Locate all lines in the data below that hold "محرم" and show them.
START The data
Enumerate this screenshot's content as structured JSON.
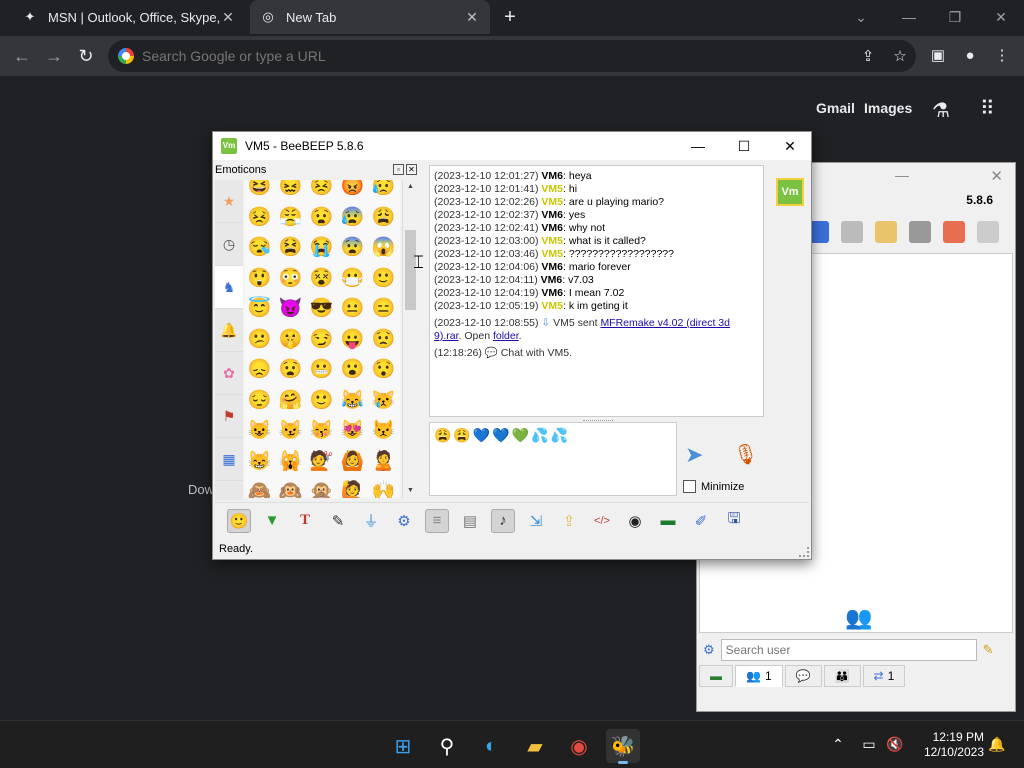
{
  "browser": {
    "tabs": [
      {
        "title": "MSN | Outlook, Office, Skype, Bi",
        "active": false
      },
      {
        "title": "New Tab",
        "active": true
      }
    ],
    "omnibox_placeholder": "Search Google or type a URL",
    "ntp_links": [
      "Gmail",
      "Images"
    ],
    "ntp_partial_text": "Dow"
  },
  "chat_window": {
    "title": "VM5 - BeeBEEP 5.8.6",
    "app_icon_text": "Vm",
    "emoticons_panel": {
      "title": "Emoticons",
      "categories": [
        "star-icon",
        "clock-icon",
        "person-icon",
        "bell-icon",
        "flower-icon",
        "flag-icon",
        "symbols-icon"
      ],
      "selected_category": 2,
      "grid": [
        "😆",
        "😖",
        "😣",
        "😡",
        "😥",
        "😣",
        "😤",
        "😧",
        "😰",
        "😩",
        "😪",
        "😫",
        "😭",
        "😨",
        "😱",
        "😲",
        "😳",
        "😵",
        "😷",
        "🙂",
        "😇",
        "😈",
        "😎",
        "😐",
        "😑",
        "😕",
        "🤫",
        "😏",
        "😛",
        "😟",
        "😞",
        "😧",
        "😬",
        "😮",
        "😯",
        "😔",
        "🤗",
        "🙂",
        "😹",
        "😿",
        "😺",
        "😼",
        "😽",
        "😻",
        "😾",
        "😸",
        "🙀",
        "💇",
        "🙆",
        "🙎",
        "🙈",
        "🙉",
        "🙊",
        "🙋",
        "🙌",
        "👶",
        "👧",
        "🙏",
        "👊",
        "✋"
      ]
    },
    "messages": [
      {
        "ts": "(2023-12-10 12:01:27)",
        "user": "VM6",
        "text": "heya"
      },
      {
        "ts": "(2023-12-10 12:01:41)",
        "user": "VM5",
        "text": "hi"
      },
      {
        "ts": "(2023-12-10 12:02:26)",
        "user": "VM5",
        "text": "are u playing mario?"
      },
      {
        "ts": "(2023-12-10 12:02:37)",
        "user": "VM6",
        "text": "yes"
      },
      {
        "ts": "(2023-12-10 12:02:41)",
        "user": "VM6",
        "text": "why not"
      },
      {
        "ts": "(2023-12-10 12:03:00)",
        "user": "VM5",
        "text": "what is it called?"
      },
      {
        "ts": "(2023-12-10 12:03:46)",
        "user": "VM5",
        "text": "??????????????????"
      },
      {
        "ts": "(2023-12-10 12:04:06)",
        "user": "VM6",
        "text": "mario forever"
      },
      {
        "ts": "(2023-12-10 12:04:11)",
        "user": "VM6",
        "text": "v7.03"
      },
      {
        "ts": "(2023-12-10 12:04:19)",
        "user": "VM6",
        "text": "I mean 7.02"
      },
      {
        "ts": "(2023-12-10 12:05:19)",
        "user": "VM5",
        "text": "k im geting it"
      }
    ],
    "file_event": {
      "ts": "(2023-12-10 12:08:55)",
      "text_before": "VM5 sent",
      "file_name_line1": "MFRemake v4.02 (direct 3d",
      "file_name_line2": "9).rar",
      "open_text": ". Open",
      "folder_link": "folder",
      "end": "."
    },
    "chat_event": {
      "ts": "(12:18:26)",
      "text": "Chat with VM5."
    },
    "compose_text": "😩😩💙💙💚💦💦",
    "minimize_label": "Minimize",
    "minimize_checked": false,
    "toolbar_icons": [
      "emoticon-icon",
      "download-icon",
      "font-icon",
      "color-picker-icon",
      "filter-icon",
      "settings-icon",
      "spellcheck-icon",
      "abbreviation-icon",
      "note-icon",
      "save-chat-icon",
      "send-file-icon",
      "html-icon",
      "screenshot-icon",
      "record-icon",
      "edit-icon",
      "save-icon"
    ],
    "status": "Ready.",
    "user_badge": "Vm"
  },
  "beebeep_main": {
    "version": "5.8.6",
    "search_placeholder": "Search user",
    "tabs": [
      {
        "icon": "users-icon",
        "count": "1"
      },
      {
        "icon": "chat-icon",
        "count": ""
      },
      {
        "icon": "group-icon",
        "count": ""
      },
      {
        "icon": "share-icon",
        "count": "1"
      }
    ]
  },
  "taskbar": {
    "time": "12:19 PM",
    "date": "12/10/2023",
    "apps": [
      "windows-start-icon",
      "search-icon",
      "edge-icon",
      "file-explorer-icon",
      "chrome-icon",
      "beebeep-icon"
    ]
  }
}
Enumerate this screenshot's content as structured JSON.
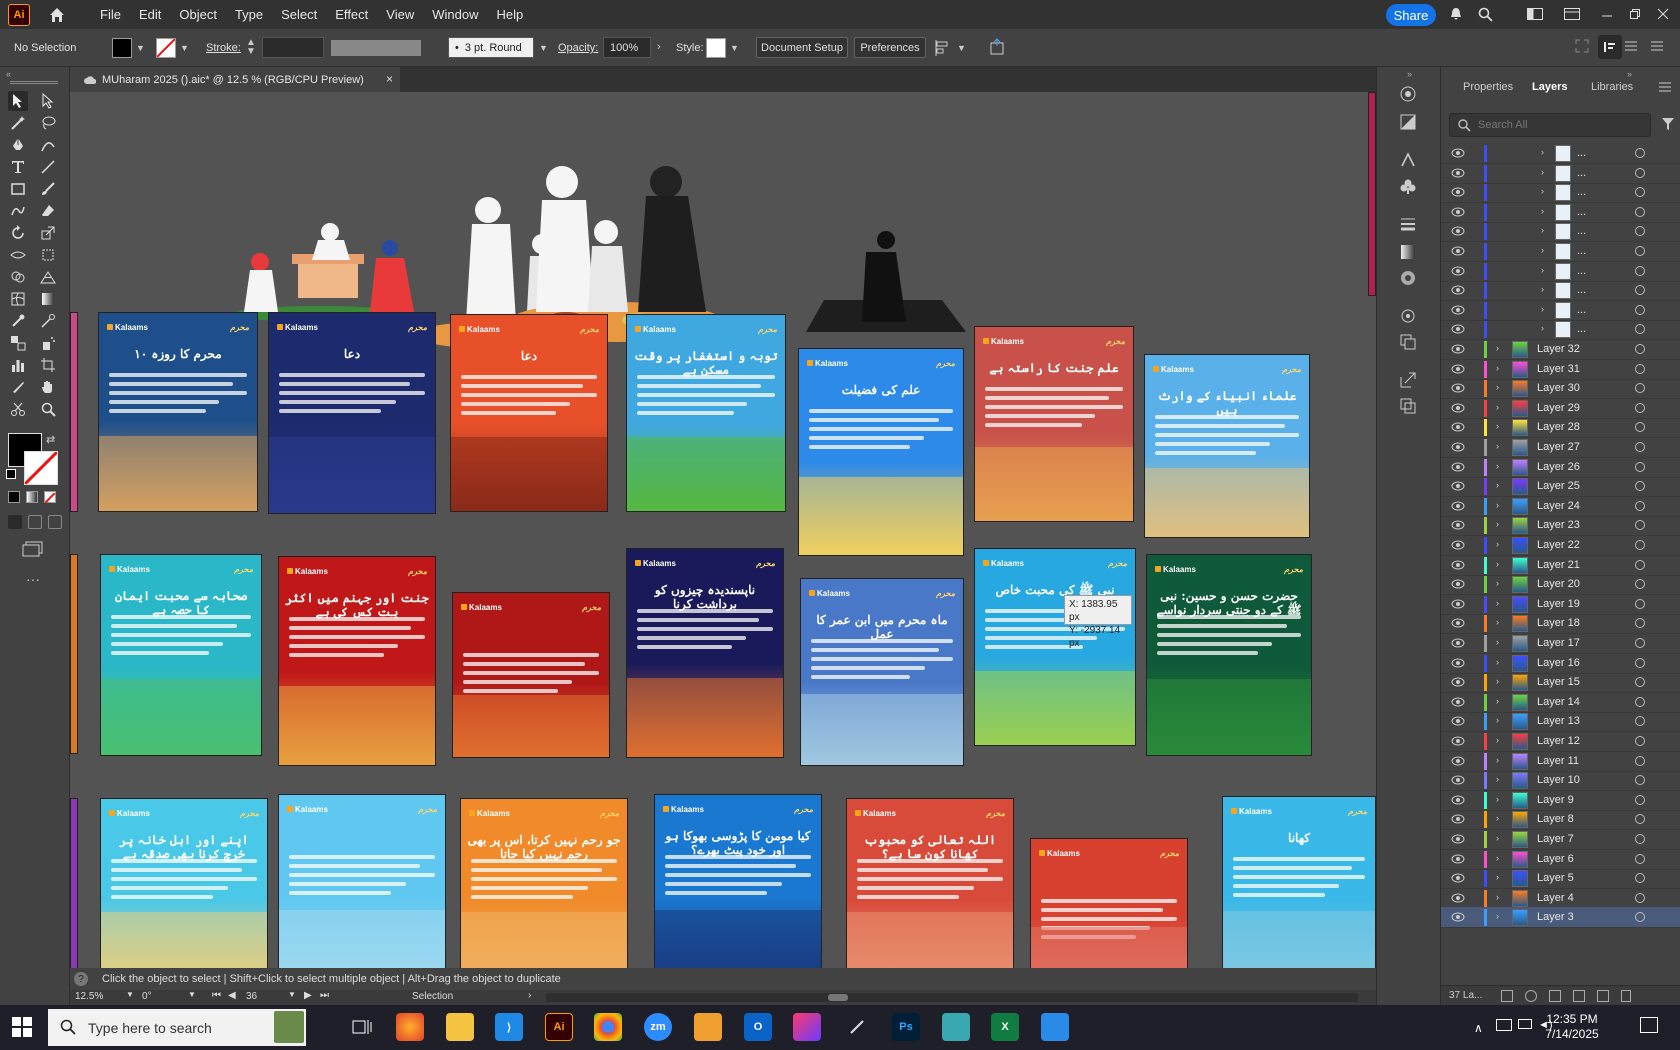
{
  "app": {
    "logo": "Ai",
    "menu": [
      "File",
      "Edit",
      "Object",
      "Type",
      "Select",
      "Effect",
      "View",
      "Window",
      "Help"
    ],
    "share_label": "Share"
  },
  "control": {
    "selection": "No Selection",
    "stroke_label": "Stroke:",
    "brush": "3 pt. Round",
    "opacity_label": "Opacity:",
    "opacity_value": "100%",
    "style_label": "Style:",
    "doc_setup": "Document Setup",
    "preferences": "Preferences"
  },
  "tab": {
    "title": "MUharam 2025 ().aic* @ 12.5 % (RGB/CPU Preview)",
    "close": "×"
  },
  "panel": {
    "tabs": [
      "Properties",
      "Layers",
      "Libraries"
    ],
    "search_placeholder": "Search All",
    "layers": [
      {
        "name": "...",
        "color": "#3a50ff",
        "sub": true
      },
      {
        "name": "...",
        "color": "#3a50ff",
        "sub": true
      },
      {
        "name": "...",
        "color": "#3a50ff",
        "sub": true
      },
      {
        "name": "...",
        "color": "#3a50ff",
        "sub": true
      },
      {
        "name": "...",
        "color": "#3a50ff",
        "sub": true
      },
      {
        "name": "...",
        "color": "#3a50ff",
        "sub": true
      },
      {
        "name": "...",
        "color": "#3a50ff",
        "sub": true
      },
      {
        "name": "...",
        "color": "#3a50ff",
        "sub": true
      },
      {
        "name": "...",
        "color": "#3a50ff",
        "sub": true
      },
      {
        "name": "...",
        "color": "#3a50ff",
        "sub": true
      },
      {
        "name": "Layer 32",
        "color": "#6ad43f"
      },
      {
        "name": "Layer 31",
        "color": "#ff4fd2"
      },
      {
        "name": "Layer 30",
        "color": "#ff7a22"
      },
      {
        "name": "Layer 29",
        "color": "#ff3d3d"
      },
      {
        "name": "Layer 28",
        "color": "#ffe23a"
      },
      {
        "name": "Layer 27",
        "color": "#a0a0a0"
      },
      {
        "name": "Layer 26",
        "color": "#c080ff"
      },
      {
        "name": "Layer 25",
        "color": "#7a3aff"
      },
      {
        "name": "Layer 24",
        "color": "#3aa0ff"
      },
      {
        "name": "Layer 23",
        "color": "#9ad43f"
      },
      {
        "name": "Layer 22",
        "color": "#3a50ff"
      },
      {
        "name": "Layer 21",
        "color": "#3affd0"
      },
      {
        "name": "Layer 20",
        "color": "#6ad43f"
      },
      {
        "name": "Layer 19",
        "color": "#4a4aff"
      },
      {
        "name": "Layer 18",
        "color": "#ff7a22"
      },
      {
        "name": "Layer 17",
        "color": "#a0a0a0"
      },
      {
        "name": "Layer 16",
        "color": "#3a50ff"
      },
      {
        "name": "Layer 15",
        "color": "#ffa500"
      },
      {
        "name": "Layer 14",
        "color": "#6ad43f"
      },
      {
        "name": "Layer 13",
        "color": "#3aa0ff"
      },
      {
        "name": "Layer 12",
        "color": "#ff3d3d"
      },
      {
        "name": "Layer 11",
        "color": "#c080ff"
      },
      {
        "name": "Layer 10",
        "color": "#7a7aff"
      },
      {
        "name": "Layer 9",
        "color": "#3affd0"
      },
      {
        "name": "Layer 8",
        "color": "#ffa500"
      },
      {
        "name": "Layer 7",
        "color": "#9ad43f"
      },
      {
        "name": "Layer 6",
        "color": "#ff4fd2"
      },
      {
        "name": "Layer 5",
        "color": "#3a50ff"
      },
      {
        "name": "Layer 4",
        "color": "#ff7a22"
      },
      {
        "name": "Layer 3",
        "color": "#3aa0ff"
      }
    ],
    "layer_count": "37 La..."
  },
  "status": {
    "hint": "Click the object to select  |  Shift+Click to select multiple object  |  Alt+Drag the object to duplicate",
    "zoom": "12.5%",
    "rotation": "0°",
    "artboard_num": "36",
    "tool": "Selection"
  },
  "coords": {
    "x": "X: 1383.95 px",
    "y": "Y: -2937.14 px"
  },
  "artboards": [
    {
      "title": "۱۰ محرم کا روزہ",
      "bg": "#1f4f8a",
      "ground": "#d6a060"
    },
    {
      "title": "دعا",
      "bg": "#1d2a6e",
      "ground": "#2a3a8a"
    },
    {
      "title": "دعا",
      "bg": "#e8502a",
      "ground": "#8a2a1a"
    },
    {
      "title": "توبہ و استغفار پر وقت مسکن ہے",
      "bg": "#3fa8e0",
      "ground": "#56b840"
    },
    {
      "title": "علم کی فضیلت",
      "bg": "#2d8ae8",
      "ground": "#f0d060"
    },
    {
      "title": "علم جنت کا راستہ ہے",
      "bg": "#c8524a",
      "ground": "#e8a050"
    },
    {
      "title": "علماء انبیاء کے وارث ہیں",
      "bg": "#5ab0e8",
      "ground": "#e0c080"
    },
    {
      "title": "صحابہ سے محبت ایمان کا حصہ ہے",
      "bg": "#2ab8c8",
      "ground": "#4ac070"
    },
    {
      "title": "جنت اور جہنم میں اکثر یت کس کی ہے",
      "bg": "#c01818",
      "ground": "#e8a040"
    },
    {
      "title": "",
      "bg": "#b01818",
      "ground": "#e07030"
    },
    {
      "title": "ناپسندیدہ چیزوں کو برداشت کرنا",
      "bg": "#1a1a5a",
      "ground": "#e07030"
    },
    {
      "title": "ماہ محرم میں ابن عمر کا عمل",
      "bg": "#4a78c8",
      "ground": "#a0c8e0"
    },
    {
      "title": "نبی ﷺ کی محبت خاص",
      "bg": "#28a8e0",
      "ground": "#9ad050"
    },
    {
      "title": "حضرت حسن و حسین: نبی ﷺ کے دو جنتی سردار نواسے",
      "bg": "#0f5a3a",
      "ground": "#2a8a3a"
    },
    {
      "title": "اپنے اور اہل خانہ پر خرچ کرنا بھی صدقہ ہے",
      "bg": "#4ac8e8",
      "ground": "#e8d080"
    },
    {
      "title": "",
      "bg": "#60c8f0",
      "ground": "#a0d8f0"
    },
    {
      "title": "جو رحم نہیں کرتا، اس پر بھی رحم نہیں کیا جاتا",
      "bg": "#f08a2a",
      "ground": "#f0b060"
    },
    {
      "title": "کیا مومن کا پڑوسی بھوکا ہو اور خود پیٹ بھرے؟",
      "bg": "#1a78d0",
      "ground": "#1a3a80"
    },
    {
      "title": "اللہ تعالی کو محبوب کھانا کون سا ہے؟",
      "bg": "#d84a3a",
      "ground": "#e89070"
    },
    {
      "title": "",
      "bg": "#d84030",
      "ground": "#e07060"
    },
    {
      "title": "کھانا",
      "bg": "#3ab8e8",
      "ground": "#80c8e0"
    }
  ],
  "brand": {
    "logo": "Kalaams",
    "badge": "محرم"
  },
  "taskbar": {
    "search_placeholder": "Type here to search",
    "time": "12:35 PM",
    "date": "7/14/2025",
    "apps": [
      "firefox",
      "files",
      "vscode",
      "illustrator",
      "chrome",
      "zoom",
      "bitwarden",
      "outlook",
      "creative-cloud",
      "pen",
      "photoshop",
      "app",
      "excel",
      "paint"
    ]
  },
  "colors": {
    "accent": "#1473e6",
    "ai_orange": "#ff9a00"
  }
}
END The data
Solution for this task:
      "title": "۱۰ محرم کا روزہ",
      "title": "ماہ محرم میں ابن عمر کا عمل",
    "badge": "محرم"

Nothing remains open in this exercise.